__The input__:

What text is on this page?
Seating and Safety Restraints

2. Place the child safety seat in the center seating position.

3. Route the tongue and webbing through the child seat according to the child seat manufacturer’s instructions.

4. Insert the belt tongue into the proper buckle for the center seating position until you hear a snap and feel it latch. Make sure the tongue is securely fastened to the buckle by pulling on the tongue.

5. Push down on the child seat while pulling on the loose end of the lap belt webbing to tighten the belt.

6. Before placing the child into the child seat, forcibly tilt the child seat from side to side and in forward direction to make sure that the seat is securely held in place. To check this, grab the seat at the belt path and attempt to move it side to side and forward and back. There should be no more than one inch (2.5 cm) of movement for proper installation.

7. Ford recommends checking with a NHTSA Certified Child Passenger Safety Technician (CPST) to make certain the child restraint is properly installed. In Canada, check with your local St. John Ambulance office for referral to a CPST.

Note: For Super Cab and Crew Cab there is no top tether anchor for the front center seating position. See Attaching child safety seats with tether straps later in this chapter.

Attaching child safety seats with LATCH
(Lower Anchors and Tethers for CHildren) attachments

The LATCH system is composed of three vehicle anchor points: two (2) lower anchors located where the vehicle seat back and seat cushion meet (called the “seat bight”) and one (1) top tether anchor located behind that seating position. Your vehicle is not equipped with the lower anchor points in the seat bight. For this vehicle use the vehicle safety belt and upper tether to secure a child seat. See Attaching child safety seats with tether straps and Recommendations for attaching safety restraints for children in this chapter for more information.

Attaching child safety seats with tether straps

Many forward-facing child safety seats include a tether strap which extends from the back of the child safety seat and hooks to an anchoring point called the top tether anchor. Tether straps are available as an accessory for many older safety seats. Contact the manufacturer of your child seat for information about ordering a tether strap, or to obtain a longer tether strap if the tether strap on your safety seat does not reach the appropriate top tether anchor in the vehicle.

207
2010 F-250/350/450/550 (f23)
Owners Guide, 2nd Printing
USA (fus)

__The exercise__: Which lines of the material contain the string "tongue"? List each of them.

__Task response__:
3. Route the tongue and webbing through the child seat according to the child seat manufacturer’s instructions.
4. Insert the belt tongue into the proper buckle for the center seating position until you hear a snap and feel it latch. Make sure the tongue is securely fastened to the buckle by pulling on the tongue.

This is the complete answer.